# [Stated exercise]
Every line below that holds the string "Leistung" should be copied out.

# [Dataset rows]
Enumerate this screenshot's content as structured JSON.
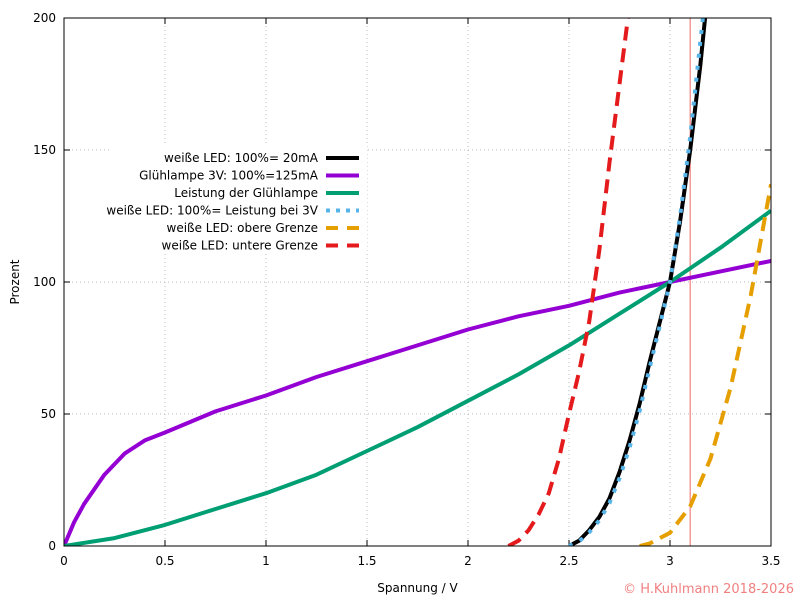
{
  "chart_data": {
    "type": "line",
    "title": "",
    "xlabel": "Spannung / V",
    "ylabel": "Prozent",
    "xlim": [
      0,
      3.5
    ],
    "ylim": [
      0,
      200
    ],
    "xticks": [
      "0",
      "0.5",
      "1",
      "1.5",
      "2",
      "2.5",
      "3",
      "3.5"
    ],
    "yticks": [
      "0",
      "50",
      "100",
      "150",
      "200"
    ],
    "grid": true,
    "legend_position": "upper-left-center",
    "vline": {
      "x": 3.1,
      "color": "#f08080"
    },
    "series": [
      {
        "name": "weiße LED:  100%=  20mA",
        "color": "#000000",
        "style": "solid",
        "x": [
          2.5,
          2.55,
          2.6,
          2.65,
          2.7,
          2.75,
          2.8,
          2.85,
          2.9,
          2.95,
          3.0,
          3.05,
          3.1,
          3.15,
          3.18
        ],
        "y": [
          0,
          2,
          6,
          11,
          18,
          28,
          40,
          54,
          70,
          85,
          100,
          123,
          150,
          182,
          205
        ]
      },
      {
        "name": "Glühlampe 3V: 100%=125mA",
        "color": "#9400d3",
        "style": "solid",
        "x": [
          0,
          0.05,
          0.1,
          0.2,
          0.3,
          0.4,
          0.5,
          0.75,
          1.0,
          1.25,
          1.5,
          1.75,
          2.0,
          2.25,
          2.5,
          2.75,
          3.0,
          3.25,
          3.5
        ],
        "y": [
          0,
          9,
          16,
          27,
          35,
          40,
          43,
          51,
          57,
          64,
          70,
          76,
          82,
          87,
          91,
          96,
          100,
          104,
          108
        ]
      },
      {
        "name": "Leistung der Glühlampe",
        "color": "#009e73",
        "style": "solid",
        "x": [
          0,
          0.25,
          0.5,
          0.75,
          1.0,
          1.25,
          1.5,
          1.75,
          2.0,
          2.25,
          2.5,
          2.75,
          3.0,
          3.25,
          3.5
        ],
        "y": [
          0,
          3,
          8,
          14,
          20,
          27,
          36,
          45,
          55,
          65,
          76,
          88,
          100,
          113,
          127
        ]
      },
      {
        "name": "weiße LED:  100%= Leistung bei 3V",
        "color": "#56b4e9",
        "style": "dotted",
        "x": [
          2.5,
          2.55,
          2.6,
          2.65,
          2.7,
          2.75,
          2.8,
          2.85,
          2.9,
          2.95,
          3.0,
          3.05,
          3.1,
          3.15,
          3.17
        ],
        "y": [
          0,
          1.7,
          5.2,
          9.7,
          16.2,
          25.7,
          37.3,
          51.3,
          67.7,
          83.6,
          100,
          125,
          155,
          191,
          205
        ]
      },
      {
        "name": "weiße LED: obere Grenze",
        "color": "#e69f00",
        "style": "dashed",
        "x": [
          2.85,
          2.9,
          3.0,
          3.1,
          3.2,
          3.3,
          3.4,
          3.5
        ],
        "y": [
          0,
          1,
          5,
          15,
          33,
          60,
          95,
          137
        ]
      },
      {
        "name": "weiße LED: untere Grenze",
        "color": "#e41a1c",
        "style": "dashed",
        "x": [
          2.2,
          2.25,
          2.3,
          2.35,
          2.4,
          2.45,
          2.5,
          2.55,
          2.6,
          2.65,
          2.7,
          2.75,
          2.8
        ],
        "y": [
          0,
          2,
          6,
          12,
          20,
          33,
          50,
          66,
          85,
          112,
          145,
          175,
          205
        ]
      }
    ]
  },
  "copyright": "© H.Kuhlmann 2018-2026"
}
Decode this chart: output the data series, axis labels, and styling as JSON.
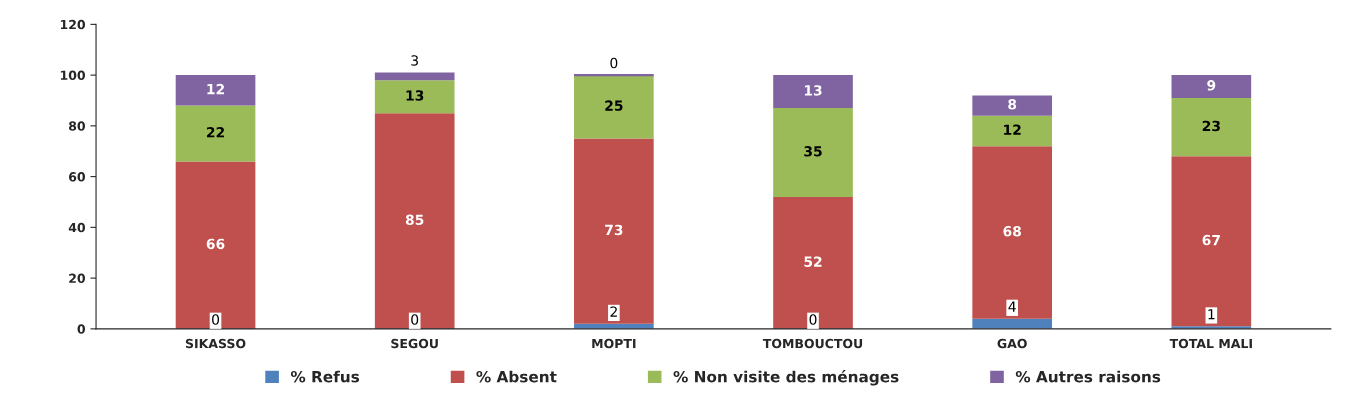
{
  "chart_data": {
    "type": "bar",
    "stacked": true,
    "legend": "bottom",
    "data_labels": true,
    "grid": false,
    "categories": [
      "SIKASSO",
      "SEGOU",
      "MOPTI",
      "TOMBOUCTOU",
      "GAO",
      "TOTAL MALI"
    ],
    "series": [
      {
        "name": "% Refus",
        "color": "#4f81bd",
        "values": [
          0,
          0,
          2,
          0,
          4,
          1
        ],
        "value_labels": [
          "0",
          "0",
          "2",
          "0",
          "4",
          "1"
        ]
      },
      {
        "name": "% Absent",
        "color": "#c0504d",
        "values": [
          66,
          85,
          73,
          52,
          68,
          67
        ],
        "value_labels": [
          "66",
          "85",
          "73",
          "52",
          "68",
          "67"
        ]
      },
      {
        "name": "% Non visite des ménages",
        "color": "#9bbb59",
        "values": [
          22,
          13,
          25,
          35,
          12,
          23
        ],
        "value_labels": [
          "22",
          "13",
          "25",
          "35",
          "12",
          "23"
        ]
      },
      {
        "name": "% Autres raisons",
        "color": "#8064a2",
        "values": [
          12,
          3,
          0,
          13,
          8,
          9
        ],
        "value_labels": [
          "12",
          "3",
          "0",
          "13",
          "8",
          "9"
        ]
      }
    ],
    "ylim": [
      0,
      120
    ],
    "yticks": [
      0,
      20,
      40,
      60,
      80,
      100,
      120
    ]
  }
}
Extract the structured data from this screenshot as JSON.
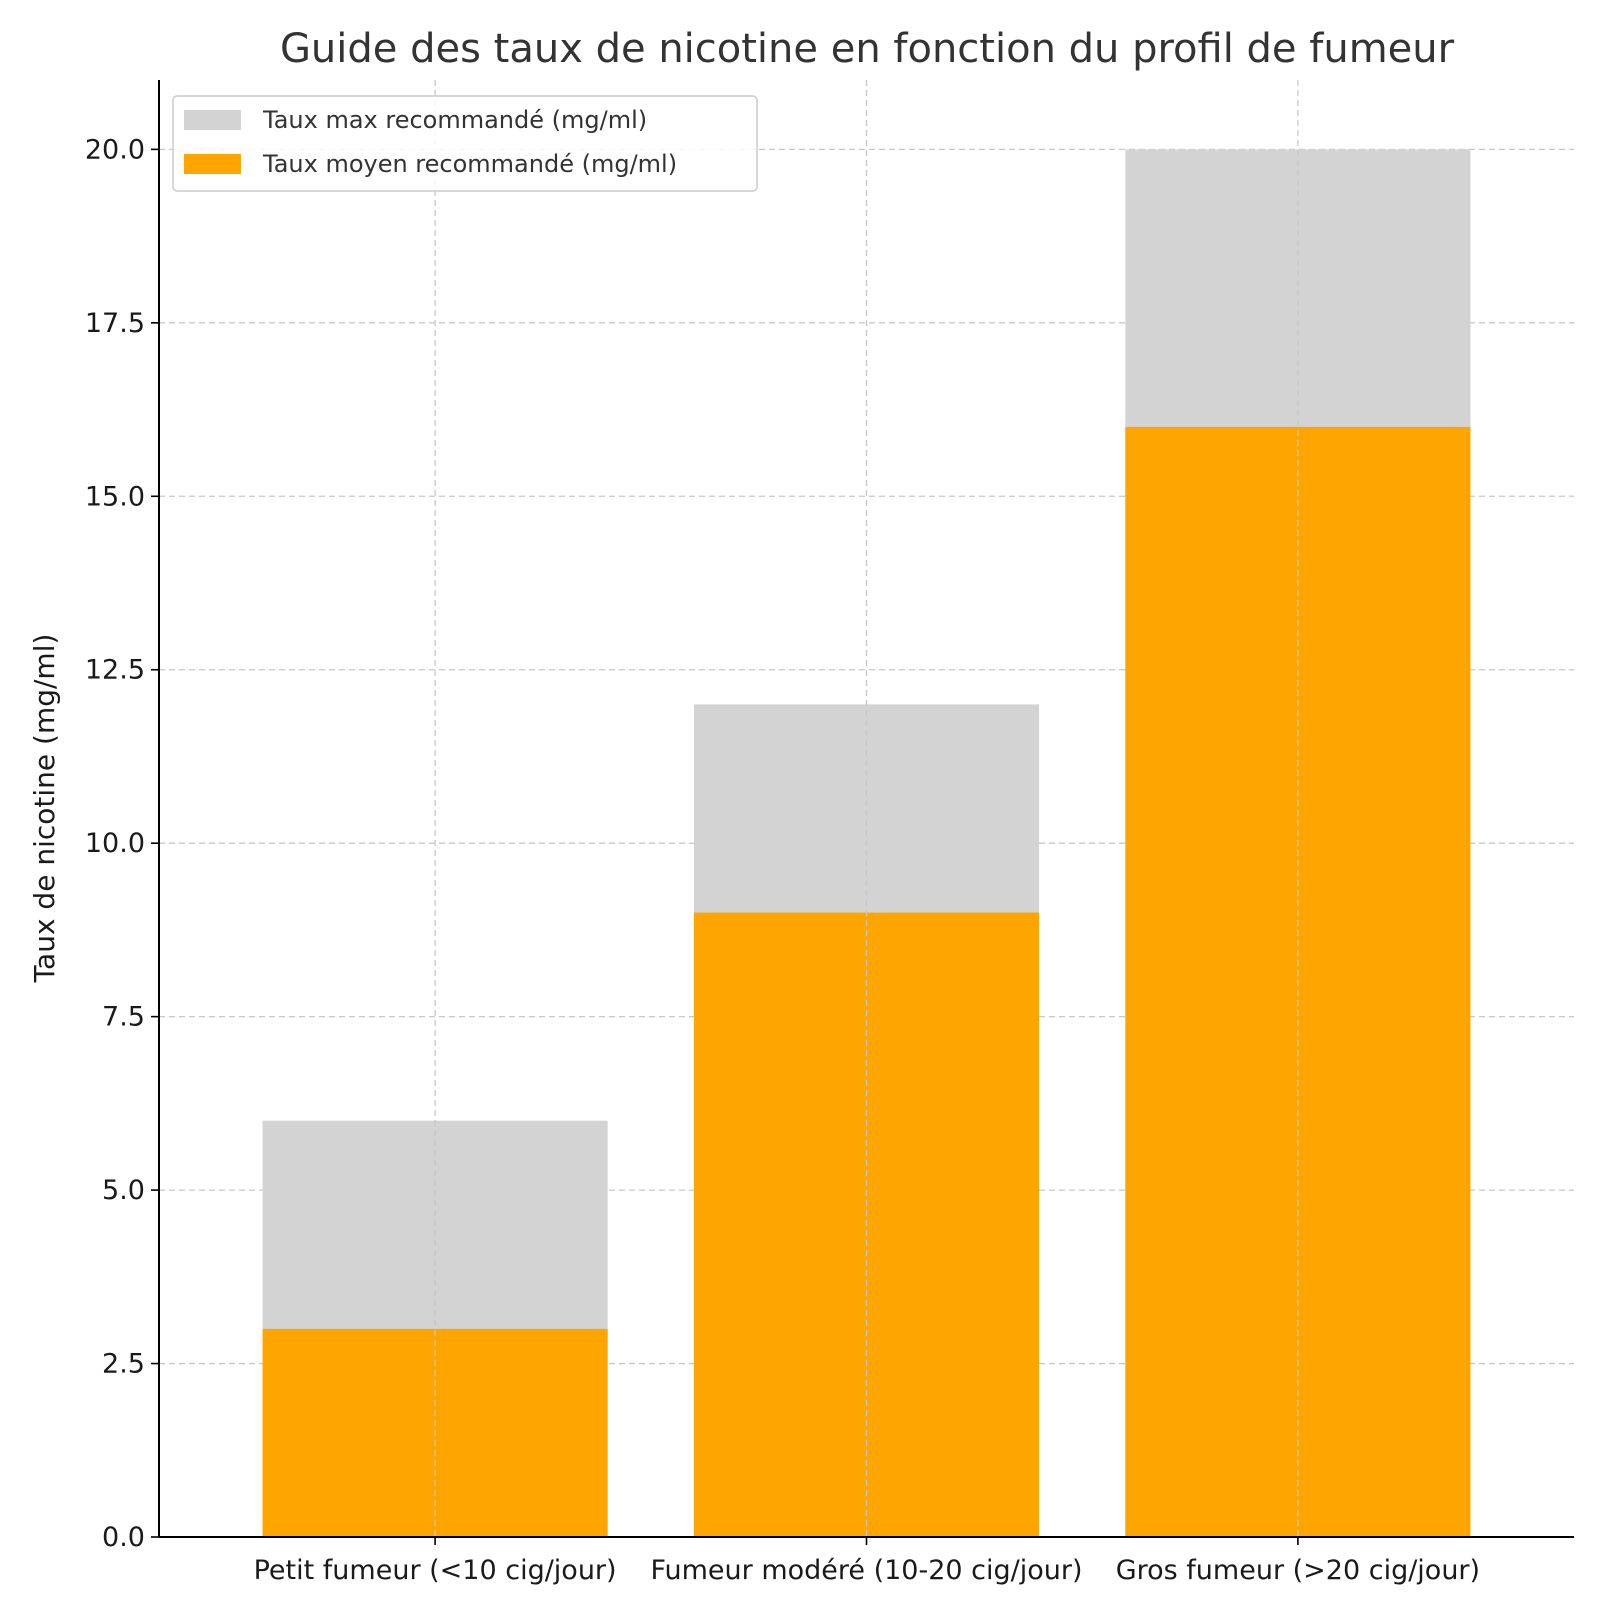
{
  "chart_data": {
    "type": "bar",
    "stacked": false,
    "overlaid": true,
    "title": "Guide des taux de nicotine en fonction du profil de fumeur",
    "xlabel": "",
    "ylabel": "Taux de nicotine (mg/ml)",
    "categories": [
      "Petit fumeur (<10 cig/jour)",
      "Fumeur modéré (10-20 cig/jour)",
      "Gros fumeur (>20 cig/jour)"
    ],
    "series": [
      {
        "name": "Taux max recommandé (mg/ml)",
        "values": [
          6,
          12,
          20
        ],
        "color": "#d3d3d3"
      },
      {
        "name": "Taux moyen recommandé (mg/ml)",
        "values": [
          3,
          9,
          16
        ],
        "color": "#ffa500"
      }
    ],
    "ylim": [
      0,
      21
    ],
    "yticks": [
      "0.0",
      "2.5",
      "5.0",
      "7.5",
      "10.0",
      "12.5",
      "15.0",
      "17.5",
      "20.0"
    ],
    "grid": true,
    "legend_position": "top-left"
  }
}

# [Full response]
        "name": "Leistung der Glühlampe",
        "name": "weiße LED:  100%= Leistung bei 3V",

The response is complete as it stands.